** Begin Records for processing **

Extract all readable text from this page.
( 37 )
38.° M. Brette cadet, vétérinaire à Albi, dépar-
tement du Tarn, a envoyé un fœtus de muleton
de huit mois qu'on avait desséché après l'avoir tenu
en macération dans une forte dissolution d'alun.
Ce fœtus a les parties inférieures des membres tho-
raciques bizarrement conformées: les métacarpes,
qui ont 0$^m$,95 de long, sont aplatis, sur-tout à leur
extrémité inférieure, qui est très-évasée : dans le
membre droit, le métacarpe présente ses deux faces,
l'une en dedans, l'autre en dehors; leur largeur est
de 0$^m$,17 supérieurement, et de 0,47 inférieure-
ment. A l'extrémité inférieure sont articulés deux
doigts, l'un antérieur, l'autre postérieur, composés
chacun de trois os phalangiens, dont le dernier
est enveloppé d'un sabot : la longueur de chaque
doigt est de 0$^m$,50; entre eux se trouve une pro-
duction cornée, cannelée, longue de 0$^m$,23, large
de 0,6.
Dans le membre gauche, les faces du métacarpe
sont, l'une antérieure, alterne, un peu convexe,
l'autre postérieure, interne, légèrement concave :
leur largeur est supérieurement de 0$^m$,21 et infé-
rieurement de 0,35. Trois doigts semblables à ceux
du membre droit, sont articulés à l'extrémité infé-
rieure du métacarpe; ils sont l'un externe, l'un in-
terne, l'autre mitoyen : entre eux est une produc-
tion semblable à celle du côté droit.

** End Records for processing **

Goal of the exercise. Among the records above, find each line holding the string "articulés" and pull it out.

Task answer.
ment. A l'extrémité inférieure sont articulés deux
du membre droit, sont articulés à l'extrémité infé-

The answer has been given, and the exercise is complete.